- _Problem statement_
Emit the entire listing verbatim.

- _Figure collection entries_
>> BEGIN
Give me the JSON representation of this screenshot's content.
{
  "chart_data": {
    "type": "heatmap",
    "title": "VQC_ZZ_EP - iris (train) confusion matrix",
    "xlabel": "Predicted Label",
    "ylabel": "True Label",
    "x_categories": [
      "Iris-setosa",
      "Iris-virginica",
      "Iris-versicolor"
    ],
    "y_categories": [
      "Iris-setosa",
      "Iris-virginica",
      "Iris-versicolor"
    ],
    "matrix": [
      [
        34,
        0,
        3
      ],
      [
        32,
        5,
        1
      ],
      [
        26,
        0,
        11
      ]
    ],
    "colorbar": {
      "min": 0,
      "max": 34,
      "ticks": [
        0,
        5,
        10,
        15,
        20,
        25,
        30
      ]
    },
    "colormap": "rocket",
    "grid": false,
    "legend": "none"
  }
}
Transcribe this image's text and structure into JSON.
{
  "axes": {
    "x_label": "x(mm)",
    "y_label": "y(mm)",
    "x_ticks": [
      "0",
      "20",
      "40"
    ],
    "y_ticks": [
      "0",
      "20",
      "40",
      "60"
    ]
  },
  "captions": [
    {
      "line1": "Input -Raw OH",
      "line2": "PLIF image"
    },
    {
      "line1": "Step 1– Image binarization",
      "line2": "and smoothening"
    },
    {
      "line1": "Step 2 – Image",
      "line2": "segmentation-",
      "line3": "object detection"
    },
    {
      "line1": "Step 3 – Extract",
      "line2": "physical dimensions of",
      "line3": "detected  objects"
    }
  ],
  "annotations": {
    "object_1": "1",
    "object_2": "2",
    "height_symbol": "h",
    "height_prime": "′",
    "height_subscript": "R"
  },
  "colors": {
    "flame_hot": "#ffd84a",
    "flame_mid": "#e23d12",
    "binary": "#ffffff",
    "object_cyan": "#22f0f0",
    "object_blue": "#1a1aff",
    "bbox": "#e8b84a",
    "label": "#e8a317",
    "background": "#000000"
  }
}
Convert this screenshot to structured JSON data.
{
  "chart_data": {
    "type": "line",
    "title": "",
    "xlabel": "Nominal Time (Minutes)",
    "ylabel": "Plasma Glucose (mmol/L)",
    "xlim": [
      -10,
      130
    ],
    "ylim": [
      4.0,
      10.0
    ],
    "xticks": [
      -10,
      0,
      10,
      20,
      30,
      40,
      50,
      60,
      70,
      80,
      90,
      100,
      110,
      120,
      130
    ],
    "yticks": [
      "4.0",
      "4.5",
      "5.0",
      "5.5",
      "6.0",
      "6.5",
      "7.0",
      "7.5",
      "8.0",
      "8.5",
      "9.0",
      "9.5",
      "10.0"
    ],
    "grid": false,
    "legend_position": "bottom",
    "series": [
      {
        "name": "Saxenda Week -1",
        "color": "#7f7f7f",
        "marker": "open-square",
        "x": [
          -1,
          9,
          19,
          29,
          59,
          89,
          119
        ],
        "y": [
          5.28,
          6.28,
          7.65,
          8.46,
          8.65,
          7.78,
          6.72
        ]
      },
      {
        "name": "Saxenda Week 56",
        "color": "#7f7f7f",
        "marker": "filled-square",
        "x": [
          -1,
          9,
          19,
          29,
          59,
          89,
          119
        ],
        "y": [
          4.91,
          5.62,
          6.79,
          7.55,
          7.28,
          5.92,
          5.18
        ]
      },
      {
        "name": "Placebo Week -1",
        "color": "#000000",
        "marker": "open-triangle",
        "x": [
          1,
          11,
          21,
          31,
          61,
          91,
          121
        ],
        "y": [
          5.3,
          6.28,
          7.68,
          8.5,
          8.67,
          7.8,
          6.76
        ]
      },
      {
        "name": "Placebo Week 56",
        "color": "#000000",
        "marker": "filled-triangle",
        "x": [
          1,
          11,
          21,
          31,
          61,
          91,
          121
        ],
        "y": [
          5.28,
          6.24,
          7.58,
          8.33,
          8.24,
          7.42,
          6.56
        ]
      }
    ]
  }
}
>> END
- _Solution to this problem_
Give me the JSON representation of this screenshot's content.
{
  "chart_data": {
    "type": "heatmap",
    "title": "VQC_ZZ_EP - iris (train) confusion matrix",
    "xlabel": "Predicted Label",
    "ylabel": "True Label",
    "x_categories": [
      "Iris-setosa",
      "Iris-virginica",
      "Iris-versicolor"
    ],
    "y_categories": [
      "Iris-setosa",
      "Iris-virginica",
      "Iris-versicolor"
    ],
    "matrix": [
      [
        34,
        0,
        3
      ],
      [
        32,
        5,
        1
      ],
      [
        26,
        0,
        11
      ]
    ],
    "colorbar": {
      "min": 0,
      "max": 34,
      "ticks": [
        0,
        5,
        10,
        15,
        20,
        25,
        30
      ]
    },
    "colormap": "rocket",
    "grid": false,
    "legend": "none"
  }
}
Transcribe this image's text and structure into JSON.
{
  "axes": {
    "x_label": "x(mm)",
    "y_label": "y(mm)",
    "x_ticks": [
      "0",
      "20",
      "40"
    ],
    "y_ticks": [
      "0",
      "20",
      "40",
      "60"
    ]
  },
  "captions": [
    {
      "line1": "Input -Raw OH",
      "line2": "PLIF image"
    },
    {
      "line1": "Step 1– Image binarization",
      "line2": "and smoothening"
    },
    {
      "line1": "Step 2 – Image",
      "line2": "segmentation-",
      "line3": "object detection"
    },
    {
      "line1": "Step 3 – Extract",
      "line2": "physical dimensions of",
      "line3": "detected  objects"
    }
  ],
  "annotations": {
    "object_1": "1",
    "object_2": "2",
    "height_symbol": "h",
    "height_prime": "′",
    "height_subscript": "R"
  },
  "colors": {
    "flame_hot": "#ffd84a",
    "flame_mid": "#e23d12",
    "binary": "#ffffff",
    "object_cyan": "#22f0f0",
    "object_blue": "#1a1aff",
    "bbox": "#e8b84a",
    "label": "#e8a317",
    "background": "#000000"
  }
}
Convert this screenshot to structured JSON data.
{
  "chart_data": {
    "type": "line",
    "title": "",
    "xlabel": "Nominal Time (Minutes)",
    "ylabel": "Plasma Glucose (mmol/L)",
    "xlim": [
      -10,
      130
    ],
    "ylim": [
      4.0,
      10.0
    ],
    "xticks": [
      -10,
      0,
      10,
      20,
      30,
      40,
      50,
      60,
      70,
      80,
      90,
      100,
      110,
      120,
      130
    ],
    "yticks": [
      "4.0",
      "4.5",
      "5.0",
      "5.5",
      "6.0",
      "6.5",
      "7.0",
      "7.5",
      "8.0",
      "8.5",
      "9.0",
      "9.5",
      "10.0"
    ],
    "grid": false,
    "legend_position": "bottom",
    "series": [
      {
        "name": "Saxenda Week -1",
        "color": "#7f7f7f",
        "marker": "open-square",
        "x": [
          -1,
          9,
          19,
          29,
          59,
          89,
          119
        ],
        "y": [
          5.28,
          6.28,
          7.65,
          8.46,
          8.65,
          7.78,
          6.72
        ]
      },
      {
        "name": "Saxenda Week 56",
        "color": "#7f7f7f",
        "marker": "filled-square",
        "x": [
          -1,
          9,
          19,
          29,
          59,
          89,
          119
        ],
        "y": [
          4.91,
          5.62,
          6.79,
          7.55,
          7.28,
          5.92,
          5.18
        ]
      },
      {
        "name": "Placebo Week -1",
        "color": "#000000",
        "marker": "open-triangle",
        "x": [
          1,
          11,
          21,
          31,
          61,
          91,
          121
        ],
        "y": [
          5.3,
          6.28,
          7.68,
          8.5,
          8.67,
          7.8,
          6.76
        ]
      },
      {
        "name": "Placebo Week 56",
        "color": "#000000",
        "marker": "filled-triangle",
        "x": [
          1,
          11,
          21,
          31,
          61,
          91,
          121
        ],
        "y": [
          5.28,
          6.24,
          7.58,
          8.33,
          8.24,
          7.42,
          6.56
        ]
      }
    ]
  }
}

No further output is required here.